SUPPLIED MATERIAL =
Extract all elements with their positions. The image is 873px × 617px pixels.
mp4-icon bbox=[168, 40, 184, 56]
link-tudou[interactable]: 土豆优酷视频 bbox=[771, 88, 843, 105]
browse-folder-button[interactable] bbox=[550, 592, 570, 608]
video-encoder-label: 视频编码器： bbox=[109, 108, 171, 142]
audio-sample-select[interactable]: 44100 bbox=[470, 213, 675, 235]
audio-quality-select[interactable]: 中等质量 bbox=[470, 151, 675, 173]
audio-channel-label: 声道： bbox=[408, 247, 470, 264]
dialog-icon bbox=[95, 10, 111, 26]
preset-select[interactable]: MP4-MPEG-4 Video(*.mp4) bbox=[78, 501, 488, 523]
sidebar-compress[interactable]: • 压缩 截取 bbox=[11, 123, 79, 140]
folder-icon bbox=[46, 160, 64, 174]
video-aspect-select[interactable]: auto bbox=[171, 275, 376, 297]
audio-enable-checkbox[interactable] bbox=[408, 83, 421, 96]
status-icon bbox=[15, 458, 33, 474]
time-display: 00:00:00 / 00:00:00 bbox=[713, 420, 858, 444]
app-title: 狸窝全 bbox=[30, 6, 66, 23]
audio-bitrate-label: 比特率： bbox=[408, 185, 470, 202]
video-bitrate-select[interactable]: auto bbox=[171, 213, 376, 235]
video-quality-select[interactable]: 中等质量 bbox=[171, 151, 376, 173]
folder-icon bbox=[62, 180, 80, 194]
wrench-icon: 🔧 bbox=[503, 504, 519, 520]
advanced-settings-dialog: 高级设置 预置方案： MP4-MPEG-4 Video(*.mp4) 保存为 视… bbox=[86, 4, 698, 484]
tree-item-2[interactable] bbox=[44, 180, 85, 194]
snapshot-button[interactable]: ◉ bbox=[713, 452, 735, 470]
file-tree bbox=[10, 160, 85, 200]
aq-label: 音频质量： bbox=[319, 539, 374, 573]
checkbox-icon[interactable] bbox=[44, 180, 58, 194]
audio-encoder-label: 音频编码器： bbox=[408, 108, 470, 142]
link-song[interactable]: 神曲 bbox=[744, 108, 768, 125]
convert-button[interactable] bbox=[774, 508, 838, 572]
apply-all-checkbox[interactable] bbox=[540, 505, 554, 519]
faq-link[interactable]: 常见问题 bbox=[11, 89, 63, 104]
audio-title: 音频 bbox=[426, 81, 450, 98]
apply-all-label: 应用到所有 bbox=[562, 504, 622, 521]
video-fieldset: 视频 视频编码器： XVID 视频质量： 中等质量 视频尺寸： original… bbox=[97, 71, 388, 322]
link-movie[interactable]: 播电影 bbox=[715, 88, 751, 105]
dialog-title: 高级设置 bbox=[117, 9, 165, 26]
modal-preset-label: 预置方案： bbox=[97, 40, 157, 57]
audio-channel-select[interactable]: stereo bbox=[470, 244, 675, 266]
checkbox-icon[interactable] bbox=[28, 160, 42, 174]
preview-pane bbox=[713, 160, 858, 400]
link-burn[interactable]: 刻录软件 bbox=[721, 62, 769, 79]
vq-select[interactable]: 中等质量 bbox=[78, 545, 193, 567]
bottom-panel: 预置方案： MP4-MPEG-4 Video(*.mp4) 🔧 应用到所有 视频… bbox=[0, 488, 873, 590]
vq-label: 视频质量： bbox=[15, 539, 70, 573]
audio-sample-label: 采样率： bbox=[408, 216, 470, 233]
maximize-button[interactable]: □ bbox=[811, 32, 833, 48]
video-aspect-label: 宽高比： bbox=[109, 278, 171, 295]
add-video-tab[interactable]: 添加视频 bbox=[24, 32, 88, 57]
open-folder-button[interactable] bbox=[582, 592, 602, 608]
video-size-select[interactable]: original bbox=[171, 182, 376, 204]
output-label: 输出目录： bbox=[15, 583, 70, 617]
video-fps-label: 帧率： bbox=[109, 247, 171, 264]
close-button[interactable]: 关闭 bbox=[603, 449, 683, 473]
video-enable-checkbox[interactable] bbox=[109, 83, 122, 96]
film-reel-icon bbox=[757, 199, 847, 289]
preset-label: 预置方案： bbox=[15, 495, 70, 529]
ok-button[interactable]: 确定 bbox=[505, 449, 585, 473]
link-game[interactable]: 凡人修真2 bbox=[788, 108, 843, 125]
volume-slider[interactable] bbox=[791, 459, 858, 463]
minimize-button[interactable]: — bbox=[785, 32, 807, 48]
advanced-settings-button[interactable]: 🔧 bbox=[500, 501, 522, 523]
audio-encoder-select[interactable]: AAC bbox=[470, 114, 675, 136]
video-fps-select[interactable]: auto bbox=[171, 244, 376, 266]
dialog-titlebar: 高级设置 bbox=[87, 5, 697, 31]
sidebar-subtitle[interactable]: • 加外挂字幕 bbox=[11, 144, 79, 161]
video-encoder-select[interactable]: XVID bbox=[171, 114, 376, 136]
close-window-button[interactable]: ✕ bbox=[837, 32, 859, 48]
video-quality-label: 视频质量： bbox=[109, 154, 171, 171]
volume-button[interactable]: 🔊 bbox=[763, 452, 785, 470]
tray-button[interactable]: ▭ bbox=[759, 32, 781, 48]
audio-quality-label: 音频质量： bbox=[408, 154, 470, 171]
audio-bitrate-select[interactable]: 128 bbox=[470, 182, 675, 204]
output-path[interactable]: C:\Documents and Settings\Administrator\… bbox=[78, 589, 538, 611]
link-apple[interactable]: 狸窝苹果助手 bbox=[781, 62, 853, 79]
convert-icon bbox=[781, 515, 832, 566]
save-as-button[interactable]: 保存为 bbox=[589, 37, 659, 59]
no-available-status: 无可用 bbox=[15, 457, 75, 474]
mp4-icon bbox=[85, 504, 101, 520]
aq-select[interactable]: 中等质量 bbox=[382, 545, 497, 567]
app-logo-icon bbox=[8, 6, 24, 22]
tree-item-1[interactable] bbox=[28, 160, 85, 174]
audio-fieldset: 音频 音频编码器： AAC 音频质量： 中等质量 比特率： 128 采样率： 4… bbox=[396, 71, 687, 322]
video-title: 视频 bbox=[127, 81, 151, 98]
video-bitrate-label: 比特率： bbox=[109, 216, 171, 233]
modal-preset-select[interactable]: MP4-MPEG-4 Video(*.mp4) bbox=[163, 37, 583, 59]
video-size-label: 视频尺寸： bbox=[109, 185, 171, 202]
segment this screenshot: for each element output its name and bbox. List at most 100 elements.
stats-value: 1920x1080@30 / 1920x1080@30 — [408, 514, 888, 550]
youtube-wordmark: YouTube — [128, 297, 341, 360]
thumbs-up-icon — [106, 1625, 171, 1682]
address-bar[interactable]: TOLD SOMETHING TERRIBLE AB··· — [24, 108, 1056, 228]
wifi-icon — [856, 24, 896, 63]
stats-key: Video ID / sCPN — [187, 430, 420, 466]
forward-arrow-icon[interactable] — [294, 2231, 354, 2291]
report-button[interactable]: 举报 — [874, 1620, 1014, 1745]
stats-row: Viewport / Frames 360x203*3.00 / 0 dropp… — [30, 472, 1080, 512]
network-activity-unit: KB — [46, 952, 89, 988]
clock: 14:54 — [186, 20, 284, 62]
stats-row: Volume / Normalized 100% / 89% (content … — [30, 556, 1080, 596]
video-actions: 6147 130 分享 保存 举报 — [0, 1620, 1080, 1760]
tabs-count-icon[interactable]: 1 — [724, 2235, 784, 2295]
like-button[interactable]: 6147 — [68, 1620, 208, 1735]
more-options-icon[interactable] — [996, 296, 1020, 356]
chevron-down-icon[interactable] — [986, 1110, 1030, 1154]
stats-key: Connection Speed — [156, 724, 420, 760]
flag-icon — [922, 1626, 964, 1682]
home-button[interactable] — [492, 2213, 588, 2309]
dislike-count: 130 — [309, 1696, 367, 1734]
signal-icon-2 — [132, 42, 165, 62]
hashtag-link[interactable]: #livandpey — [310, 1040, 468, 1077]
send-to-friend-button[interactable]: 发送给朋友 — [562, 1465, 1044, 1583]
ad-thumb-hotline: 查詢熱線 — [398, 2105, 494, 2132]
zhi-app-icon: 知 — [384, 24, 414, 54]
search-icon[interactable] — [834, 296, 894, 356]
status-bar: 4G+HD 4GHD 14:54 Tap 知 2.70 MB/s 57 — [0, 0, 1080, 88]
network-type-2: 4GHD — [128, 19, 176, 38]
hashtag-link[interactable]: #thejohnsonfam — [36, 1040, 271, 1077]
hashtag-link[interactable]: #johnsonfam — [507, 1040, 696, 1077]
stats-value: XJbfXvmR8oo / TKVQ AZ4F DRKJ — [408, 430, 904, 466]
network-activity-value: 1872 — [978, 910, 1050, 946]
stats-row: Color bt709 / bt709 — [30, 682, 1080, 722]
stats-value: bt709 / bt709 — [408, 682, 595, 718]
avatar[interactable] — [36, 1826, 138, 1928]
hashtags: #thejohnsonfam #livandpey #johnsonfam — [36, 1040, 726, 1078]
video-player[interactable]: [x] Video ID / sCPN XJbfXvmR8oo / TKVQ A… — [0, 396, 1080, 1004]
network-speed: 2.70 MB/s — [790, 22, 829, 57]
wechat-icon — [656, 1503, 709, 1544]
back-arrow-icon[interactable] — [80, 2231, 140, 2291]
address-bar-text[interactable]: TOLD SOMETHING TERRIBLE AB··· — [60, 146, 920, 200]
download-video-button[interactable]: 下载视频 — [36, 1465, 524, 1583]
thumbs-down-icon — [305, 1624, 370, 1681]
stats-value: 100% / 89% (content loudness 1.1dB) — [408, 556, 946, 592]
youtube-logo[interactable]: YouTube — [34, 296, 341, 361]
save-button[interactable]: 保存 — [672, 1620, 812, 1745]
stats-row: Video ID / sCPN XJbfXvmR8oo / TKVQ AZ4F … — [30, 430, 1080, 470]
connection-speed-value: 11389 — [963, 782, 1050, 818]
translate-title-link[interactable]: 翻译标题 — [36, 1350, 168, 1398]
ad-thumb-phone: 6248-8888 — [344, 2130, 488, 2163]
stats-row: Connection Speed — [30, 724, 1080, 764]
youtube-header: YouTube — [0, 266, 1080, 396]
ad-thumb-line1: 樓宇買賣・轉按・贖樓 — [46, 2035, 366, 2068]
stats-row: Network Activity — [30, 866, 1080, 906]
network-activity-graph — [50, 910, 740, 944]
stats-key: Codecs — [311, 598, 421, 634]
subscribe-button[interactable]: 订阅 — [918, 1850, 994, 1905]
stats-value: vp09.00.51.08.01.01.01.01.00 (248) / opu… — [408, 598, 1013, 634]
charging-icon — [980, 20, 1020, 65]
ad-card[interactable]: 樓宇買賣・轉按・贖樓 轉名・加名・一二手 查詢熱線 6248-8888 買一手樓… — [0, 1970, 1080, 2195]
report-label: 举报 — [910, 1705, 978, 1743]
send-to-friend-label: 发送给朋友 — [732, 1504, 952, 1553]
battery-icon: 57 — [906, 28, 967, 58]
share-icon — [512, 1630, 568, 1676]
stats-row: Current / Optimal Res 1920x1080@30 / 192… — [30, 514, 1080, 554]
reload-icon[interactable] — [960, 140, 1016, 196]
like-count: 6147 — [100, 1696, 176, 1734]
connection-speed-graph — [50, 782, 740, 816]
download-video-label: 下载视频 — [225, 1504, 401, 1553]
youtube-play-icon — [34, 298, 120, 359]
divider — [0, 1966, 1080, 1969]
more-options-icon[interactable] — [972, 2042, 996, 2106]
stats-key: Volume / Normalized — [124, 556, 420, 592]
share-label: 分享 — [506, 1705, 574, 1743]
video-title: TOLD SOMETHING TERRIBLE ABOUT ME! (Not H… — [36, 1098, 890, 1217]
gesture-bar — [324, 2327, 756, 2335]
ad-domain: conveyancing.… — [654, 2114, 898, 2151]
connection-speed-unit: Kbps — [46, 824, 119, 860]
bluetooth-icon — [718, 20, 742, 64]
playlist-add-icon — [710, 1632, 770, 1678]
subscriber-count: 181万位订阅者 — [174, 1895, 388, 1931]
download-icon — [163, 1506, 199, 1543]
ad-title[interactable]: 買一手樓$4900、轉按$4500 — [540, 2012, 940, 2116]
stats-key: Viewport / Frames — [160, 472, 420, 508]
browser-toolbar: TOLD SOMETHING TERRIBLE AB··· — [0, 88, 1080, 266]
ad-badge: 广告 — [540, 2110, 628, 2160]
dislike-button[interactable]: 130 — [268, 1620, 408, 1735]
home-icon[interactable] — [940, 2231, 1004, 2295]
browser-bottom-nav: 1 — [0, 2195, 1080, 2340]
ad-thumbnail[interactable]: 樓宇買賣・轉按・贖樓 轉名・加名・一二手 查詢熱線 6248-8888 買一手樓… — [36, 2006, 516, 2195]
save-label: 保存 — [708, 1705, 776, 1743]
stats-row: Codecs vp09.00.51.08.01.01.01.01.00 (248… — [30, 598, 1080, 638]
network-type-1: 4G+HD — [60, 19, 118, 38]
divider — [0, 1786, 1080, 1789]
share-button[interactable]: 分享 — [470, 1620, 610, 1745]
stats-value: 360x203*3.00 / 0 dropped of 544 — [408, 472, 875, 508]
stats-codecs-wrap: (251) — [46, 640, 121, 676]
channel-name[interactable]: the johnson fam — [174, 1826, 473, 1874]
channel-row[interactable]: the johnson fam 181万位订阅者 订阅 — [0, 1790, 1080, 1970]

TASK PROMPT =
Rewrite the data from its first line through the line that contains "folder-icon bbox=[46, 160, 64, 174]", swapping "dialog-icon" for "window-icon" and keeping everything else the same.

RESPONSE BELOW =
Extract all elements with their positions. The image is 873px × 617px pixels.
mp4-icon bbox=[168, 40, 184, 56]
link-tudou[interactable]: 土豆优酷视频 bbox=[771, 88, 843, 105]
browse-folder-button[interactable] bbox=[550, 592, 570, 608]
video-encoder-label: 视频编码器： bbox=[109, 108, 171, 142]
audio-sample-select[interactable]: 44100 bbox=[470, 213, 675, 235]
audio-quality-select[interactable]: 中等质量 bbox=[470, 151, 675, 173]
audio-channel-label: 声道： bbox=[408, 247, 470, 264]
window-icon bbox=[95, 10, 111, 26]
preset-select[interactable]: MP4-MPEG-4 Video(*.mp4) bbox=[78, 501, 488, 523]
sidebar-compress[interactable]: • 压缩 截取 bbox=[11, 123, 79, 140]
folder-icon bbox=[46, 160, 64, 174]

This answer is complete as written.